* [Request] Your task is to output the listing word for word, with pictures excluded.

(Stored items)
○ ○ ○ ○ ○ ○ ○
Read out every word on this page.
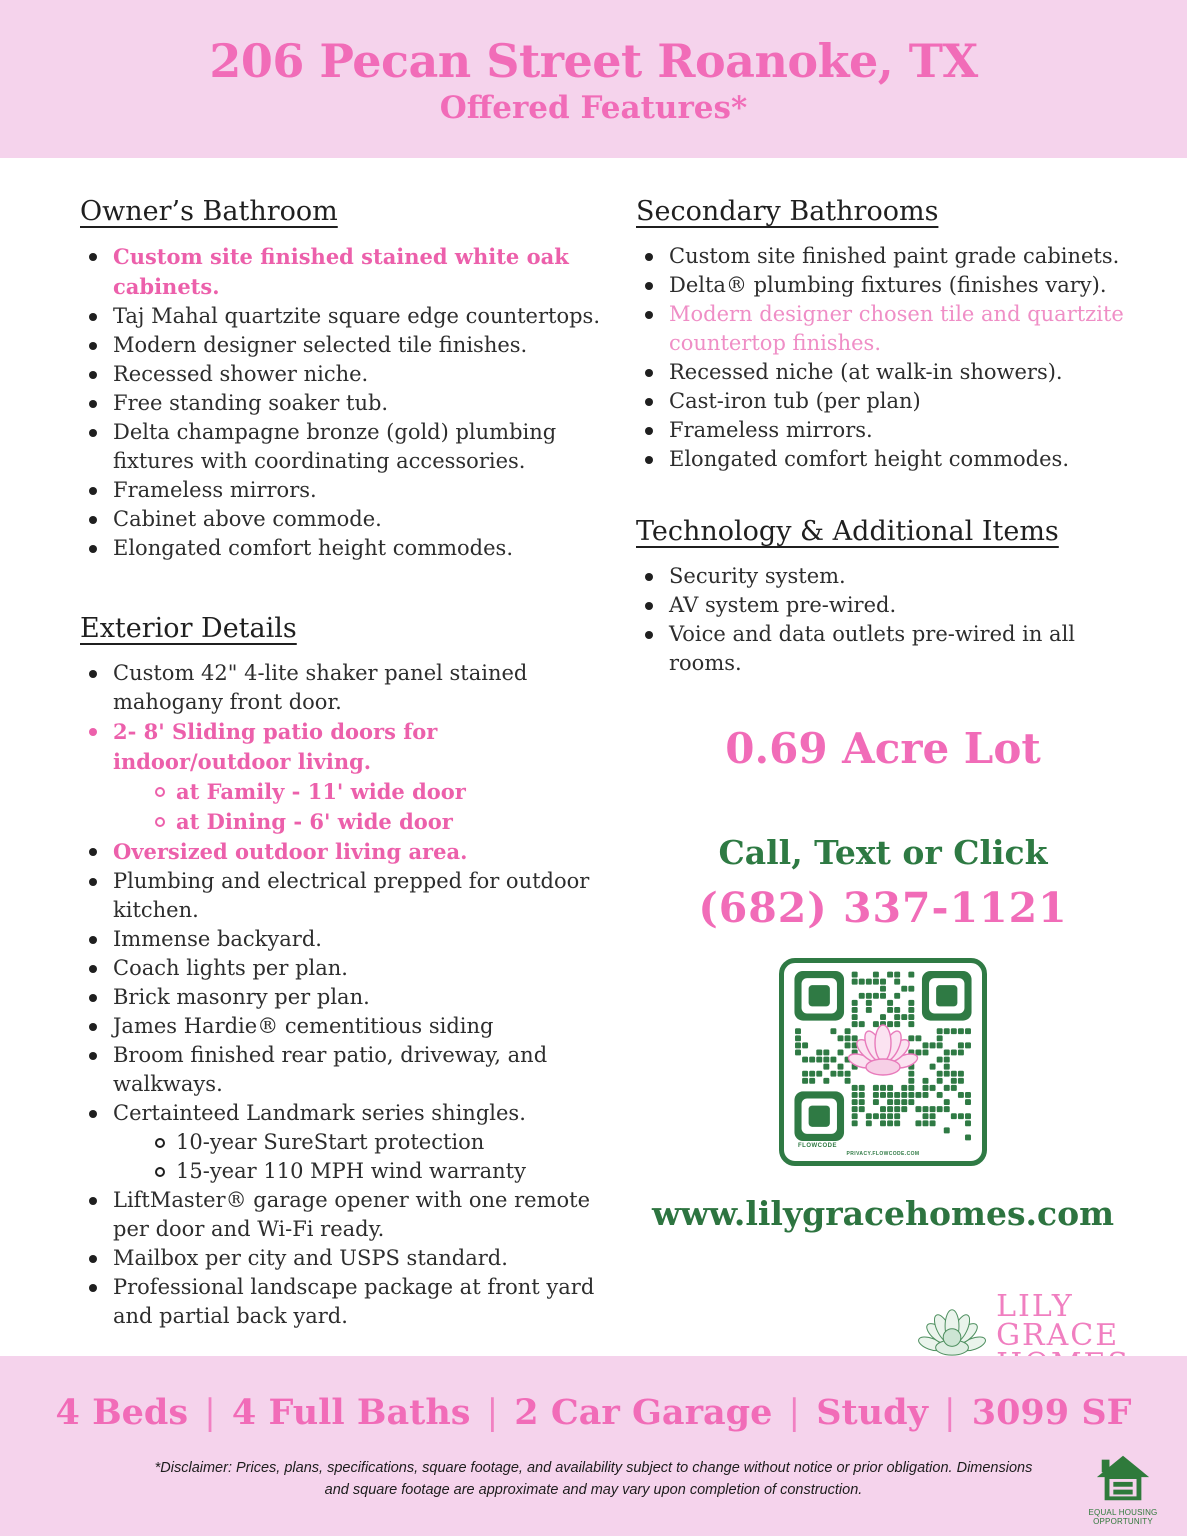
206 Pecan Street Roanoke, TX
Offered Features*
Owner’s Bathroom
Custom site finished stained white oak cabinets.
Taj Mahal quartzite square edge countertops.
Modern designer selected tile finishes.
Recessed shower niche.
Free standing soaker tub.
Delta champagne bronze (gold) plumbing fixtures with coordinating accessories.
Frameless mirrors.
Cabinet above commode.
Elongated comfort height commodes.
Exterior Details
Custom 42" 4-lite shaker panel stained mahogany front door.
2- 8' Sliding patio doors for indoor/outdoor living.
at Family - 11' wide door
at Dining - 6' wide door
Oversized outdoor living area.
Plumbing and electrical prepped for outdoor kitchen.
Immense backyard.
Coach lights per plan.
Brick masonry per plan.
James Hardie® cementitious siding
Broom finished rear patio, driveway, and walkways.
Certainteed Landmark series shingles.
10-year SureStart protection
15-year 110 MPH wind warranty
LiftMaster® garage opener with one remote per door and Wi-Fi ready.
Mailbox per city and USPS standard.
Professional landscape package at front yard and partial back yard.
Secondary Bathrooms
Custom site finished paint grade cabinets.
Delta® plumbing fixtures (finishes vary).
Modern designer chosen tile and quartzite countertop finishes.
Recessed niche (at walk-in showers).
Cast-iron tub (per plan)
Frameless mirrors.
Elongated comfort height commodes.
Technology & Additional Items
Security system.
AV system pre-wired.
Voice and data outlets pre-wired in all rooms.
0.69 Acre Lot
Call, Text or Click
(682) 337-1121
FLOWCODE
PRIVACY.FLOWCODE.COM
www.lilygracehomes.com
LILY
GRACE
4 Beds | 4 Full Baths | 2 Car Garage | Study | 3099 SF
*Disclaimer: Prices, plans, specifications, square footage, and availability subject to change without notice or prior obligation. Dimensions and square footage are approximate and may vary upon completion of construction.
EQUAL HOUSING
OPPORTUNITY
○ ○ ○ ○ ○ ○ ○
* [Exercise answer]
Read out every word on this page.
206 Pecan Street Roanoke, TX
Offered Features*
Owner’s Bathroom
Custom site finished stained white oak cabinets.
Taj Mahal quartzite square edge countertops.
Modern designer selected tile finishes.
Recessed shower niche.
Free standing soaker tub.
Delta champagne bronze (gold) plumbing fixtures with coordinating accessories.
Frameless mirrors.
Cabinet above commode.
Elongated comfort height commodes.
Exterior Details
Custom 42" 4-lite shaker panel stained mahogany front door.
2- 8' Sliding patio doors for indoor/outdoor living.
at Family - 11' wide door
at Dining - 6' wide door
Oversized outdoor living area.
Plumbing and electrical prepped for outdoor kitchen.
Immense backyard.
Coach lights per plan.
Brick masonry per plan.
James Hardie® cementitious siding
Broom finished rear patio, driveway, and walkways.
Certainteed Landmark series shingles.
10-year SureStart protection
15-year 110 MPH wind warranty
LiftMaster® garage opener with one remote per door and Wi-Fi ready.
Mailbox per city and USPS standard.
Professional landscape package at front yard and partial back yard.
Secondary Bathrooms
Custom site finished paint grade cabinets.
Delta® plumbing fixtures (finishes vary).
Modern designer chosen tile and quartzite countertop finishes.
Recessed niche (at walk-in showers).
Cast-iron tub (per plan)
Frameless mirrors.
Elongated comfort height commodes.
Technology & Additional Items
Security system.
AV system pre-wired.
Voice and data outlets pre-wired in all rooms.
0.69 Acre Lot
Call, Text or Click
(682) 337-1121
FLOWCODE
PRIVACY.FLOWCODE.COM
www.lilygracehomes.com
LILY
GRACE
4 Beds | 4 Full Baths | 2 Car Garage | Study | 3099 SF
*Disclaimer: Prices, plans, specifications, square footage, and availability subject to change without notice or prior obligation. Dimensions and square footage are approximate and may vary upon completion of construction.
EQUAL HOUSING
OPPORTUNITY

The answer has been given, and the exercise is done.